▶ JOB
Pull every line of the entries that has the word "fill".

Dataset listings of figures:
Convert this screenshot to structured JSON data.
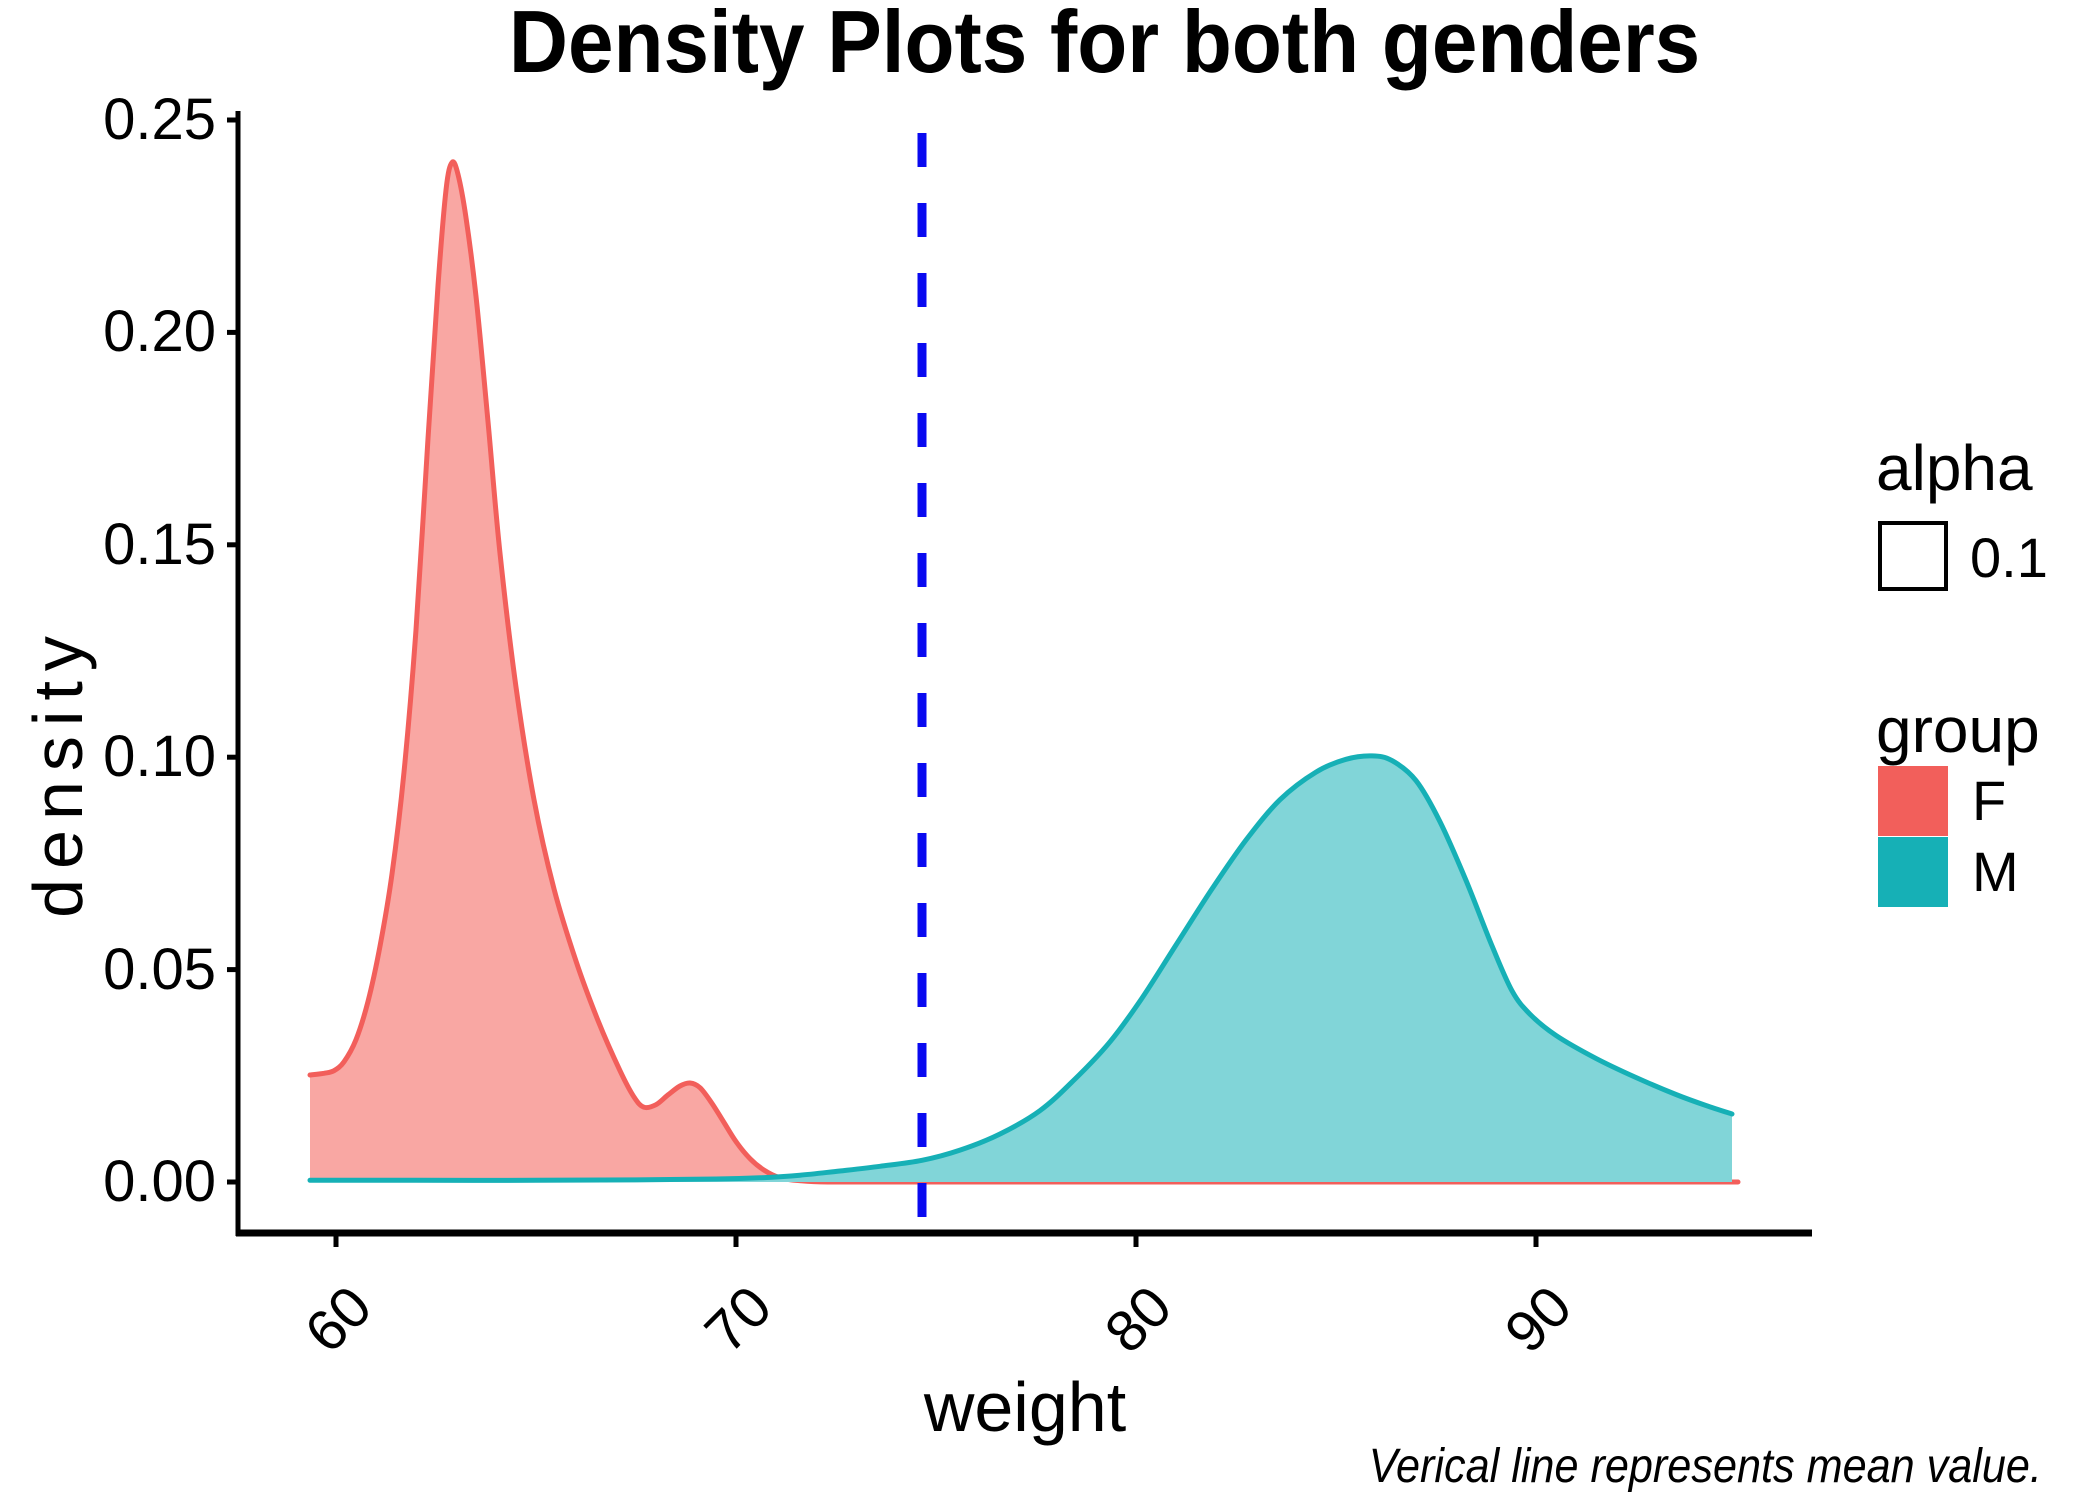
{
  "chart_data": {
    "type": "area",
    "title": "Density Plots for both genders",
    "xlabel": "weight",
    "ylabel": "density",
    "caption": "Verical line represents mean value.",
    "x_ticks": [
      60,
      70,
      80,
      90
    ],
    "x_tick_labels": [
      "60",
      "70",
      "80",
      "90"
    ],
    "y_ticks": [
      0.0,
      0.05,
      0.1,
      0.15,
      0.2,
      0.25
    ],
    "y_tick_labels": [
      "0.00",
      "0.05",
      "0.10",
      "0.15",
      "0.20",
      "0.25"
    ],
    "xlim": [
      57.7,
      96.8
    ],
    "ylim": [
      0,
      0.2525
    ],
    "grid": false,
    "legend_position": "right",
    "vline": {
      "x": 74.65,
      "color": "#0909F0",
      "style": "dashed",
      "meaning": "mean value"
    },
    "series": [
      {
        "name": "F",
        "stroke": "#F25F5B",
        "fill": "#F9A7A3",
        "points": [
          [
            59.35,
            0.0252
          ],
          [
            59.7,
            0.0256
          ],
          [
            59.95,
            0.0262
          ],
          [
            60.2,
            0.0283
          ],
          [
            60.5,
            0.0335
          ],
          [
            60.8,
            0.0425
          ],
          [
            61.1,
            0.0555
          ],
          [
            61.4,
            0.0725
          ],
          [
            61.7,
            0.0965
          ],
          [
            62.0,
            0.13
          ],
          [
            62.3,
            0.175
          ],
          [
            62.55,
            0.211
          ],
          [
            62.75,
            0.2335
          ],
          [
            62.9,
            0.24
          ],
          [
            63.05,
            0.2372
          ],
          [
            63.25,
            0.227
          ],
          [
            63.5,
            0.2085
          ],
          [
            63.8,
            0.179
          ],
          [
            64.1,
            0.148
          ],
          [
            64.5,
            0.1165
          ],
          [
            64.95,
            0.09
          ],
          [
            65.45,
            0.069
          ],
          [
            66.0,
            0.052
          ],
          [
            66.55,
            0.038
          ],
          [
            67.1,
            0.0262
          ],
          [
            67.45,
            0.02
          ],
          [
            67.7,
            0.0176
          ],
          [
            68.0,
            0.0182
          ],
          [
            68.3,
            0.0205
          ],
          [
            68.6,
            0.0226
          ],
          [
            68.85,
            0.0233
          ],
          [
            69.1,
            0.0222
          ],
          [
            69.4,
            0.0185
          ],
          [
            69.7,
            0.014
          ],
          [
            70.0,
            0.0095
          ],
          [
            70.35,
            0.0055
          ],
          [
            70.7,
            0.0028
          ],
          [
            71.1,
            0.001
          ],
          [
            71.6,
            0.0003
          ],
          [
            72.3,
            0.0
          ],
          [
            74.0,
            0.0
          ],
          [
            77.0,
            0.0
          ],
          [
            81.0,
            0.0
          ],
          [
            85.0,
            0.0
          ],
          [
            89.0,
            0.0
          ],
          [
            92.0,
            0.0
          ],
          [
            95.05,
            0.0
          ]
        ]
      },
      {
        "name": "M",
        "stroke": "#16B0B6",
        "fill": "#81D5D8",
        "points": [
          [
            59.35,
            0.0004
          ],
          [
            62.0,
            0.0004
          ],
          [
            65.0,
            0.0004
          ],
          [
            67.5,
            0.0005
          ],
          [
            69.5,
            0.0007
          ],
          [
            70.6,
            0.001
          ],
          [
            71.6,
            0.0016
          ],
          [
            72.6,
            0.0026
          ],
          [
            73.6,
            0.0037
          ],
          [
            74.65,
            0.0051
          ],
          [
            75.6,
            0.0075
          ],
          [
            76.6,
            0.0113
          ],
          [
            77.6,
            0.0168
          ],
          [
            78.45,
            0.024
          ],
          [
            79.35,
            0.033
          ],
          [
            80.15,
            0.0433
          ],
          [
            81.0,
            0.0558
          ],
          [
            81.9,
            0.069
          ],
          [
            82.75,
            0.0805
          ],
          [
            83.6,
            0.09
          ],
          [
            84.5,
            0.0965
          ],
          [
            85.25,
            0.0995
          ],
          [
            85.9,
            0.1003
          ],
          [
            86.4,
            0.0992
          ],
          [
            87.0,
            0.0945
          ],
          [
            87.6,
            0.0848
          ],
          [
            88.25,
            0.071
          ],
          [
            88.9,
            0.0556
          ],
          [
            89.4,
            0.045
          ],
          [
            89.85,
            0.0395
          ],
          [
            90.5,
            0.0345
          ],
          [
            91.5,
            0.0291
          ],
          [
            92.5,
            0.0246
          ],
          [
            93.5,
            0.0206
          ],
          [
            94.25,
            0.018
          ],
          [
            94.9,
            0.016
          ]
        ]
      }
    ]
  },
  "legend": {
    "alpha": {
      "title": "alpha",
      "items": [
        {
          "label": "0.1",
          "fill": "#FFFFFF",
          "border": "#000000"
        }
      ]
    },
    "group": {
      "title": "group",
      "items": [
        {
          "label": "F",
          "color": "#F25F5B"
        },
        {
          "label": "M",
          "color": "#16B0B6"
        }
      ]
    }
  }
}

▶ WORKED ANSWER
        "fill": "#F9A7A3",
        "fill": "#81D5D8",
          "fill": "#FFFFFF",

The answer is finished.